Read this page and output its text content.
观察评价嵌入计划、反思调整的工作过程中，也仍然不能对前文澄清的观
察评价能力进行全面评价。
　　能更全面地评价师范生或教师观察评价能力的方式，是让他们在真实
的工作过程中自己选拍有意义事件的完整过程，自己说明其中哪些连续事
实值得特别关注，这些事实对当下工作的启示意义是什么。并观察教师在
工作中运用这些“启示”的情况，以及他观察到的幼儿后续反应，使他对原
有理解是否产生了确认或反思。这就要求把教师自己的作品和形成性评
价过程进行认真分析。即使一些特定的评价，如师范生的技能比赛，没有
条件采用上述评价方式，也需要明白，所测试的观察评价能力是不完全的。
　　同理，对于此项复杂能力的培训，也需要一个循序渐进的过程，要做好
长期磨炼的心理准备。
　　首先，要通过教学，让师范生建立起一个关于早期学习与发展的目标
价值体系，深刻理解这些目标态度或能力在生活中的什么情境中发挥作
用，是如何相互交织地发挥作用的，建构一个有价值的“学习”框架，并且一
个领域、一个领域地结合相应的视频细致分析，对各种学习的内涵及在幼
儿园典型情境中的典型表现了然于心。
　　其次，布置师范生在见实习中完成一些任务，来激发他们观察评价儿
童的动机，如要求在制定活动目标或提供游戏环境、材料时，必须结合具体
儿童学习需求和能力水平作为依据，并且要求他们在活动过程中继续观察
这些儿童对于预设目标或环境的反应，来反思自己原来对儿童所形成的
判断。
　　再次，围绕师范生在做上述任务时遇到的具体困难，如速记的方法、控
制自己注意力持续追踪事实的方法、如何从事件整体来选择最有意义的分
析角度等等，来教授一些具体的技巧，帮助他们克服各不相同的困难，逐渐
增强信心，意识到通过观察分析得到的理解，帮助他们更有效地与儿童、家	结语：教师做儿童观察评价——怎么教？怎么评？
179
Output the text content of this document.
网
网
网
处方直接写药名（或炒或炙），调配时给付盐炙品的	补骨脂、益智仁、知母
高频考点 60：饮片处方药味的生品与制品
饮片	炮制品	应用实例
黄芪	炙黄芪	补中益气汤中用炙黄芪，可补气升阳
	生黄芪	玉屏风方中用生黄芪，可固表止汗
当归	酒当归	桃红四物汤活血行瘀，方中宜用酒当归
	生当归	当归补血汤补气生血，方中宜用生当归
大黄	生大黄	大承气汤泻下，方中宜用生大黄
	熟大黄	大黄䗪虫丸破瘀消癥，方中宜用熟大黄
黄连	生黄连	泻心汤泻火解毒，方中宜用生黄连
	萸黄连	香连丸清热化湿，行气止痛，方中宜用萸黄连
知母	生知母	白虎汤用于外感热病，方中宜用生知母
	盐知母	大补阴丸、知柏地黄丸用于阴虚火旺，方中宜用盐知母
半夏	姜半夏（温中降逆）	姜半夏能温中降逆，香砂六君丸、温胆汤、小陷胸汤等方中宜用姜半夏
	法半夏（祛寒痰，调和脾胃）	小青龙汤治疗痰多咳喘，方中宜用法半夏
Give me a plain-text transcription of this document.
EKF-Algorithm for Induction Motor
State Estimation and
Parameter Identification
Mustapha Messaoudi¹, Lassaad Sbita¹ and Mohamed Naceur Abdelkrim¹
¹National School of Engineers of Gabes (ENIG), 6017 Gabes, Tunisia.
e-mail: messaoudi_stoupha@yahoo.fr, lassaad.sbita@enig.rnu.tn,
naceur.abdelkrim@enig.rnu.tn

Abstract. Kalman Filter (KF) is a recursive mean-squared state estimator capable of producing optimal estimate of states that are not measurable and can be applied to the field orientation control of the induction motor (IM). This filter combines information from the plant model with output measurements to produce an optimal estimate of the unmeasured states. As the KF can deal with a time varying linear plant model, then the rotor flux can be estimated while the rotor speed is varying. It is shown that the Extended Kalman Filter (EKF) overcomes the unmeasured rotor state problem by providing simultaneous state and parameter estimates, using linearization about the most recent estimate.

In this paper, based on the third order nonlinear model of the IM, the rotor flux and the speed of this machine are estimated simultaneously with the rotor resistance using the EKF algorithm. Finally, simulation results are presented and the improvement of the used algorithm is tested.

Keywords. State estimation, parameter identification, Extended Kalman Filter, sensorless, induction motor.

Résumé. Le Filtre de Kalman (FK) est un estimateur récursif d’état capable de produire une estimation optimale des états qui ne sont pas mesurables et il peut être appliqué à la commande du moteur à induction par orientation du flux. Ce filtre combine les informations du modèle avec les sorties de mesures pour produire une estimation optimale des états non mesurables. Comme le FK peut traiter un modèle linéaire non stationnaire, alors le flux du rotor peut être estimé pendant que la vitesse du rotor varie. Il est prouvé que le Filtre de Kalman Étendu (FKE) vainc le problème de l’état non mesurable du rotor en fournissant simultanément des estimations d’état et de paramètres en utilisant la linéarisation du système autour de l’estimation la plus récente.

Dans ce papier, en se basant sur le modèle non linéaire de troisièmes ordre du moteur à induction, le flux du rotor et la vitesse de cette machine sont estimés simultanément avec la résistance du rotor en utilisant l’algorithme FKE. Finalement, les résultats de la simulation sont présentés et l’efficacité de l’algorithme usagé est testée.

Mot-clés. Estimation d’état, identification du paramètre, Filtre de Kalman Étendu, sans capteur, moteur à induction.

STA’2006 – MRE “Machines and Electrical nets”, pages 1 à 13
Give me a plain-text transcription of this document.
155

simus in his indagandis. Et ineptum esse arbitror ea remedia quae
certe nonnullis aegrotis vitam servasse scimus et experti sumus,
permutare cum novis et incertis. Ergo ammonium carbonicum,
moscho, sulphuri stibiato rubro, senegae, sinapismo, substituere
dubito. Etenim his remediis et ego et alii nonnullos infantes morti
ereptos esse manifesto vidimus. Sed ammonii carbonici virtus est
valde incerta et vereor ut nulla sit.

Request
Give the count of lines holding the word "simulation", with no other words.

Written solution
2